VORGEGEBENER TEXT –
□ □ □ □

LESERINNENBRIEFE :
„Terror“ sorgt für klaren Blick
■ betr.: „Der geliebte Feind“ u.a., taz vom 1. 9. 14
Das nach allen Seiten gut sichtbare Hauptmerkmal „Terror“ sorgt für die treffendste Beschreibung von Kriegen und Konflikten überhaupt. Es sorgt von Anfang an für den klaren Blick.
Zum Beispiel, welche Fakten relevant sind und welche nicht. Es ist der erste Schlüssel, um in aller Tiefe die Lage zu verstehen und aufgrund fundierter Kenntnisse adäquat einzuschätzen. Ohne die Terror-Kategorie würde die Untersuchung der Faktenlage in haltlosem Chaos versanden. Auch die Einschätzung des anderen, des Kriegsgegners, seiner Gründe, Motive und Ziele würde sich unauflöslich verwirren. Denn wir, die wir unschuldig aus Friedens- und Menschenliebe eingreifen möchten, sind die Terror-Bekämpfer auf dieser Welt. Daher müssen wir auch unbeirrt die Terror-Kämpfer ad hoc als solche erkennen.
Die Ausgewogenheit, Sachlichkeit und Recherchiertheit eines Berichts oder Artikels hängt ganz maßgeblich von der Anzahl des Wortes „Terror“ und „Terrorist“ ab. Zu diesem Ergebnis kommt unsere Denkfabrik „zeitgenössische Politik“.

□ □ □ □

BEREITGESTELLTE ANGABEN –
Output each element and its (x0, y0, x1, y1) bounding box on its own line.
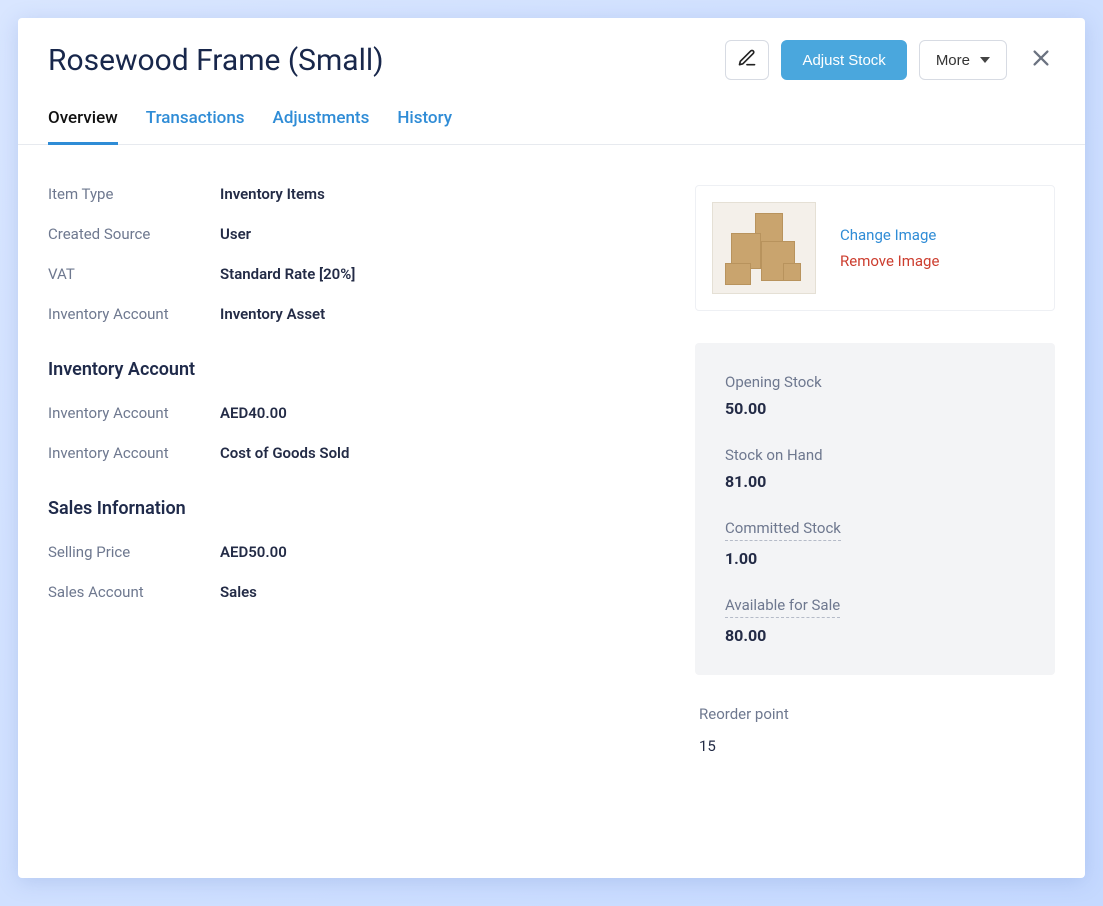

□ □ □ □

ZIEL – Gib aus dem Leserbrief über das Wort Terror die Passage von „Zum Beispiel, welche“ bis einschließlich „als solche erkennen.“ wortgetreu wieder.

VOLLSTÄNDIGE ANTWORT –
Zum Beispiel, welche Fakten relevant sind und welche nicht. Es ist der erste Schlüssel, um in aller Tiefe die Lage zu verstehen und aufgrund fundierter Kenntnisse adäquat einzuschätzen. Ohne die Terror-Kategorie würde die Untersuchung der Faktenlage in haltlosem Chaos versanden. Auch die Einschätzung des anderen, des Kriegsgegners, seiner Gründe, Motive und Ziele würde sich unauflöslich verwirren. Denn wir, die wir unschuldig aus Friedens- und Menschenliebe eingreifen möchten, sind die Terror-Bekämpfer auf dieser Welt. Daher müssen wir auch unbeirrt die Terror-Kämpfer ad hoc als solche erkennen.